Your task is to repeat the listing exactly.

Stored data entries
-------------------------
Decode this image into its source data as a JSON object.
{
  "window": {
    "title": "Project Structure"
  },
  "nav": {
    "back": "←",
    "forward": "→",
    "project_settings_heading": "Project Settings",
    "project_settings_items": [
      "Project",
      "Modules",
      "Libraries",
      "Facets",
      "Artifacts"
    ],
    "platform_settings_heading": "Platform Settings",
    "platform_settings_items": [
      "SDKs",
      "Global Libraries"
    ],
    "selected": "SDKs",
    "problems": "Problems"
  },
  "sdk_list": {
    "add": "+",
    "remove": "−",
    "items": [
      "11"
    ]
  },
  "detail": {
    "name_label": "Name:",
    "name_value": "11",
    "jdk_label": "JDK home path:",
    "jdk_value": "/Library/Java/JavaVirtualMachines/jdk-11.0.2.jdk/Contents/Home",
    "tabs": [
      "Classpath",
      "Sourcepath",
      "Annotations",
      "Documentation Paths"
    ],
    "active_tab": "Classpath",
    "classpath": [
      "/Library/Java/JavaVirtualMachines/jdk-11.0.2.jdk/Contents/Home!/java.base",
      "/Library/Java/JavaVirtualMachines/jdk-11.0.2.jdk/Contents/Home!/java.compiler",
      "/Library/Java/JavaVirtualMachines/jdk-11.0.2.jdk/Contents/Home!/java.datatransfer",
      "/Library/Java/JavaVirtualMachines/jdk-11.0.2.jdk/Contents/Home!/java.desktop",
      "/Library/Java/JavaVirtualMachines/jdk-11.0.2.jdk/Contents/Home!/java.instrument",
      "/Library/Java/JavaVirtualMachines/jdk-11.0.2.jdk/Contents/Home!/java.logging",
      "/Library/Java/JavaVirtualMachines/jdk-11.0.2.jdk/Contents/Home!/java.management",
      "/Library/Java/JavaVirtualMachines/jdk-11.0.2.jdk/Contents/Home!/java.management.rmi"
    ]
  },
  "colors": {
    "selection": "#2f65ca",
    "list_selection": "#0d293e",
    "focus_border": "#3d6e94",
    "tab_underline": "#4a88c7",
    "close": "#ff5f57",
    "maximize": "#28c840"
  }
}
-------------------------
→ **SOLUTION FOR THIS EXERCISE**
Decode this image into its source data as a JSON object.
{
  "window": {
    "title": "Project Structure"
  },
  "nav": {
    "back": "←",
    "forward": "→",
    "project_settings_heading": "Project Settings",
    "project_settings_items": [
      "Project",
      "Modules",
      "Libraries",
      "Facets",
      "Artifacts"
    ],
    "platform_settings_heading": "Platform Settings",
    "platform_settings_items": [
      "SDKs",
      "Global Libraries"
    ],
    "selected": "SDKs",
    "problems": "Problems"
  },
  "sdk_list": {
    "add": "+",
    "remove": "−",
    "items": [
      "11"
    ]
  },
  "detail": {
    "name_label": "Name:",
    "name_value": "11",
    "jdk_label": "JDK home path:",
    "jdk_value": "/Library/Java/JavaVirtualMachines/jdk-11.0.2.jdk/Contents/Home",
    "tabs": [
      "Classpath",
      "Sourcepath",
      "Annotations",
      "Documentation Paths"
    ],
    "active_tab": "Classpath",
    "classpath": [
      "/Library/Java/JavaVirtualMachines/jdk-11.0.2.jdk/Contents/Home!/java.base",
      "/Library/Java/JavaVirtualMachines/jdk-11.0.2.jdk/Contents/Home!/java.compiler",
      "/Library/Java/JavaVirtualMachines/jdk-11.0.2.jdk/Contents/Home!/java.datatransfer",
      "/Library/Java/JavaVirtualMachines/jdk-11.0.2.jdk/Contents/Home!/java.desktop",
      "/Library/Java/JavaVirtualMachines/jdk-11.0.2.jdk/Contents/Home!/java.instrument",
      "/Library/Java/JavaVirtualMachines/jdk-11.0.2.jdk/Contents/Home!/java.logging",
      "/Library/Java/JavaVirtualMachines/jdk-11.0.2.jdk/Contents/Home!/java.management",
      "/Library/Java/JavaVirtualMachines/jdk-11.0.2.jdk/Contents/Home!/java.management.rmi"
    ]
  },
  "colors": {
    "selection": "#2f65ca",
    "list_selection": "#0d293e",
    "focus_border": "#3d6e94",
    "tab_underline": "#4a88c7",
    "close": "#ff5f57",
    "maximize": "#28c840"
  }
}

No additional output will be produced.